Excerto para leitura
“Os portugueses têm €30 mil milhões na Suíça”
Gabriel Zucman, autor do “best seller” mundial “A
Riqueza Oculta das Nações”, diz em entrevista que há €30 mil milhões de
portugueses na Suíça. E estima que 80 por cento seja de evasão fiscal.
Nesse caso, serão €24 mil milhões não declarados. Nem tributados. A
Europa é muito mais rica do que julga
TEXTO LUÍS M. FARIA
A Europa é muito mais
rica do que julga, e o chamado Estado social é sustentável – se todos os
ativos que devem estar sujeitos a imposto forem conhecidos. Esta é a
ideia subjacente ao livro “A Riqueza Oculta das Nações”, agora publicado
pela editora Temas e Debates. O autor, Gabriel Zucman, é um economista
francês de 28 anos. Tem trabalhado com o seu compatriota Thomas Piketty,
figura central nos atuais debates sobre desigualdade nos Estados Unidos
e na Europa. Piketty ocupa-se diretamente da desigualdade, Zucman de um
dos seus principais instrumentos: a evasão fiscal. Medi-la com alguma
precisão tornou-se finalmente possível, mas ainda falta saber imenso.

Registos extraídos
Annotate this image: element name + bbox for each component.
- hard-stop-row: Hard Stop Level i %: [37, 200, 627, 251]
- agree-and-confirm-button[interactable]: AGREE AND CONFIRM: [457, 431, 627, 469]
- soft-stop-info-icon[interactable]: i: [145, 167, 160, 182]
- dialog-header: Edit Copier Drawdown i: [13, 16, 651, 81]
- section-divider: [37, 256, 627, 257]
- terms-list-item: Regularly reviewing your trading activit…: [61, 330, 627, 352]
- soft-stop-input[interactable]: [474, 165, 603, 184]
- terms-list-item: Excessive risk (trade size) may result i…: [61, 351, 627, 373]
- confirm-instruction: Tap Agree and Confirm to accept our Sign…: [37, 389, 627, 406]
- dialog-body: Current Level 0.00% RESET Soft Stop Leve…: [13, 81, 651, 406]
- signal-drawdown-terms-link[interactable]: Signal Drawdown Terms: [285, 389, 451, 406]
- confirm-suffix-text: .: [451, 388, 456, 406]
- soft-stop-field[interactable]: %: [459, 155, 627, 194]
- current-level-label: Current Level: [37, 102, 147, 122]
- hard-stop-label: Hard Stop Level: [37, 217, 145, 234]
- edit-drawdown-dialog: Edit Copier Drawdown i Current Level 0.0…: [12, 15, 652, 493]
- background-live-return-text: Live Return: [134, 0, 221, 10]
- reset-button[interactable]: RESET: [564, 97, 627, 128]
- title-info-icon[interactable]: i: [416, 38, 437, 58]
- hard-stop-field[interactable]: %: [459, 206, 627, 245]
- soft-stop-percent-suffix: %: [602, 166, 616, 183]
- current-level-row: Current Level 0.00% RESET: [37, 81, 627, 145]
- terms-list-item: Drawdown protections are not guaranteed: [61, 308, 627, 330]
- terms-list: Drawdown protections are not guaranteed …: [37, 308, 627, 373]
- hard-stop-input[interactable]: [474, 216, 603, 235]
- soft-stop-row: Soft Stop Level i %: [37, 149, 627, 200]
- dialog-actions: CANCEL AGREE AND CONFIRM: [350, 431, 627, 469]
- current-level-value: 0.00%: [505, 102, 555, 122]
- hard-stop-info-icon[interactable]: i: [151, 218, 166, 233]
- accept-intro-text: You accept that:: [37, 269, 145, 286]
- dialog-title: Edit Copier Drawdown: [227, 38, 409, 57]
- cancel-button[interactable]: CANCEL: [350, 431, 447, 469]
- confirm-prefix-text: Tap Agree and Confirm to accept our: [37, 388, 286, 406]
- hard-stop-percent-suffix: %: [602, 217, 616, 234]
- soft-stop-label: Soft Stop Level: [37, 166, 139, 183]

Objetivo 1
Indique se cada afirmação concorda com o excerto sobre a riqueza oculta, respondendo sim ou não e citando as palavras do excerto que o decidem: (a) Gabriel Zucman é um economista francês de 28 anos; (b) o livro foi publicado pela editora Temas e Debates; (c) Zucman estima que 50 por cento do dinheiro português na Suíça seja de evasão fiscal.
Objetivo 2
Nos registos, do início até à linha que contém "- section-divider: [37, 256, 627, 257]", troque "AGREE AND CONFIRM" por "ACCEPT AND CONFIRM" e reescreva só essas linhas, sem mais nenhuma alteração.
O excerto para leitura e os registos têm origens distintas.

Resposta escrita 1
(a) Sim: «O autor, Gabriel Zucman, é um economista francês de 28 anos.»
(b) Sim: «agora publicado pela editora Temas e Debates»
(c) Não: «E estima que 80 por cento seja de evasão fiscal.»

Resposta escrita 2
Annotate this image: element name + bbox for each component.
- hard-stop-row: Hard Stop Level i %: [37, 200, 627, 251]
- agree-and-confirm-button[interactable]: ACCEPT AND CONFIRM: [457, 431, 627, 469]
- soft-stop-info-icon[interactable]: i: [145, 167, 160, 182]
- dialog-header: Edit Copier Drawdown i: [13, 16, 651, 81]
- section-divider: [37, 256, 627, 257]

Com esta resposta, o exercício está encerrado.